Go through the entries and say how many lines contain the string "オルシー". The number is the whole answer.
##########
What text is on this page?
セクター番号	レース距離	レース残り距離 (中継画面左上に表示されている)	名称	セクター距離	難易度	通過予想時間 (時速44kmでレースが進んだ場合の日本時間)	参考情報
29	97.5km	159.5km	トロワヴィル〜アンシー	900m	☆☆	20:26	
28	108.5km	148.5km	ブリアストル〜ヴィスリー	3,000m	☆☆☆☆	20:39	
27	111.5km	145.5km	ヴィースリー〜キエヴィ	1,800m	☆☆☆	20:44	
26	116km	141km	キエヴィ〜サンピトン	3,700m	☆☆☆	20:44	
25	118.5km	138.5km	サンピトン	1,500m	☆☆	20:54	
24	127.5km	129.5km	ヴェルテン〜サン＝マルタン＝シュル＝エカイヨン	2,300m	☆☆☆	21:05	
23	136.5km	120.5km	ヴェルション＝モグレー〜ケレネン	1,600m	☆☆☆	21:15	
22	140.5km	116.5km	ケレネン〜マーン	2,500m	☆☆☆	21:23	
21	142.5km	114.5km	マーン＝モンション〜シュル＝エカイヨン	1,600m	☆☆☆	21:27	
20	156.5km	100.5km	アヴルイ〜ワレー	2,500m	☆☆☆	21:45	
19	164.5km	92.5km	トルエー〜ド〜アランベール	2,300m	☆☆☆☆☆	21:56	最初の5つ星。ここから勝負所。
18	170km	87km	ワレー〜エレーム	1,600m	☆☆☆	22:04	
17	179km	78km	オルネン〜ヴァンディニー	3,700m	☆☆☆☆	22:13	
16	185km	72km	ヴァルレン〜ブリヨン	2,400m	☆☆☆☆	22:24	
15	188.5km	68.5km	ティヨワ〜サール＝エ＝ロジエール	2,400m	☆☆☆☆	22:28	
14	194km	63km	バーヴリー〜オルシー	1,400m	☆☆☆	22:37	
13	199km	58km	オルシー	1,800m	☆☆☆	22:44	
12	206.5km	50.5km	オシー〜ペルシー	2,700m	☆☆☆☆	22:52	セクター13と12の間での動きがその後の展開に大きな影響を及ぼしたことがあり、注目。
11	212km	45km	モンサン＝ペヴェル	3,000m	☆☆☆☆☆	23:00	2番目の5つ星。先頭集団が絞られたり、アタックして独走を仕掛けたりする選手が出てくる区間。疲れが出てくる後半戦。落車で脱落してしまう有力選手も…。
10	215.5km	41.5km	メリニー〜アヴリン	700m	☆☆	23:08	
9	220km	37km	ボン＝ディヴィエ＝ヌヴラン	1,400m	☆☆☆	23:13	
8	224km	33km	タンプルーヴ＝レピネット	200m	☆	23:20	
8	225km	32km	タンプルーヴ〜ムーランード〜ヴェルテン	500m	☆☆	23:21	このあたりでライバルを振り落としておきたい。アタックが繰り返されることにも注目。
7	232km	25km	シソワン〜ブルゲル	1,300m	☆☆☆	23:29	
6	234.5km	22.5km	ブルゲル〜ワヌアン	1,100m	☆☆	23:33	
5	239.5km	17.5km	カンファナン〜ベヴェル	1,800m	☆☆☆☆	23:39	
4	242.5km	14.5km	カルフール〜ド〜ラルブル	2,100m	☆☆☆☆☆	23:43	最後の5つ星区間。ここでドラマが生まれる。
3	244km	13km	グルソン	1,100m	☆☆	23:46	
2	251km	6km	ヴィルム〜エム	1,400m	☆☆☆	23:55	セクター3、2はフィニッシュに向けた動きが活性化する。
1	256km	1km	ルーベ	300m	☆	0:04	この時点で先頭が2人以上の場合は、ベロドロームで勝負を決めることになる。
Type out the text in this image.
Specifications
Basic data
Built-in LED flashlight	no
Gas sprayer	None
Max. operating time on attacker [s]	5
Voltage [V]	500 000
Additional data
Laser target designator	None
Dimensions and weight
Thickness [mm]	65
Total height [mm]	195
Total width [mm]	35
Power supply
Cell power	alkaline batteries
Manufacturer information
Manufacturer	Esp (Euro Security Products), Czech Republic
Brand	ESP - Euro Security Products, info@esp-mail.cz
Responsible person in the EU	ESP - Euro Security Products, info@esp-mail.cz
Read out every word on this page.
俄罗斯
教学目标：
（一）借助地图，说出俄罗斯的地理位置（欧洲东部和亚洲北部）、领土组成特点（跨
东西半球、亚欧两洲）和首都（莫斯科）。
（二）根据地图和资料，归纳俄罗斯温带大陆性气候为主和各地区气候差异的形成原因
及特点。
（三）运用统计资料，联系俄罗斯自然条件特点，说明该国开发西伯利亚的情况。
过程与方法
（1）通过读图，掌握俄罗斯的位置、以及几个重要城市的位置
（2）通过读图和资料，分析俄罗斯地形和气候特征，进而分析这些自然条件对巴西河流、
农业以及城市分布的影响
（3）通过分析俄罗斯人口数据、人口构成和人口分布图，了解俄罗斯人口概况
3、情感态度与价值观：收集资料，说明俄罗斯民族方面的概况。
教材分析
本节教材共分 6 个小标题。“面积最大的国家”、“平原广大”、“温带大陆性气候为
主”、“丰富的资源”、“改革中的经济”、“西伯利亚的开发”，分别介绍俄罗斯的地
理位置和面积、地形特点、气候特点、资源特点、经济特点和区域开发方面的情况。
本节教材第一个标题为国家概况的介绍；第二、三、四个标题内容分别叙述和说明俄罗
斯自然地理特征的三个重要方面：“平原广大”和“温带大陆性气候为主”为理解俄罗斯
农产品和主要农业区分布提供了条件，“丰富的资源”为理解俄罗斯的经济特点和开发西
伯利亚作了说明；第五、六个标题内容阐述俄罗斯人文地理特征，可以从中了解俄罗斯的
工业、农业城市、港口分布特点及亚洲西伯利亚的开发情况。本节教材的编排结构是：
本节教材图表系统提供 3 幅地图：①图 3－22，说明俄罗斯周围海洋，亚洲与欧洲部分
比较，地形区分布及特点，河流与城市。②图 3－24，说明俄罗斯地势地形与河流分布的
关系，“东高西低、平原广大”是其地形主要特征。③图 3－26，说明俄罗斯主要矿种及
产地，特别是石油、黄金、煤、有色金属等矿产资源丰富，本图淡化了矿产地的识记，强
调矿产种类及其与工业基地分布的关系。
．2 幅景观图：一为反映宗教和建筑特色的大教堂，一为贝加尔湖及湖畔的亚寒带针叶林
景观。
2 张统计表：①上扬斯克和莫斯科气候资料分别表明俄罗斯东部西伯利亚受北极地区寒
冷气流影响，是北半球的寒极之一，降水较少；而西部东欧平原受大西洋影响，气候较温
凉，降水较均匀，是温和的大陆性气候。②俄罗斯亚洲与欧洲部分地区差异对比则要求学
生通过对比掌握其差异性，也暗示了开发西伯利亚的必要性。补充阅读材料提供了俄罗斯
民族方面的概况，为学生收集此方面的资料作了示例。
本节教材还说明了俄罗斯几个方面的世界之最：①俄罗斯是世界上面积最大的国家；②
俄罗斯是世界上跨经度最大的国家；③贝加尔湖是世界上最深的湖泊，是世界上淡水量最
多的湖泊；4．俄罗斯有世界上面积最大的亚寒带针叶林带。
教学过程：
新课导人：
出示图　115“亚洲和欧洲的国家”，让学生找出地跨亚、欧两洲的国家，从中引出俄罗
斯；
##########
• _Response to this task_
2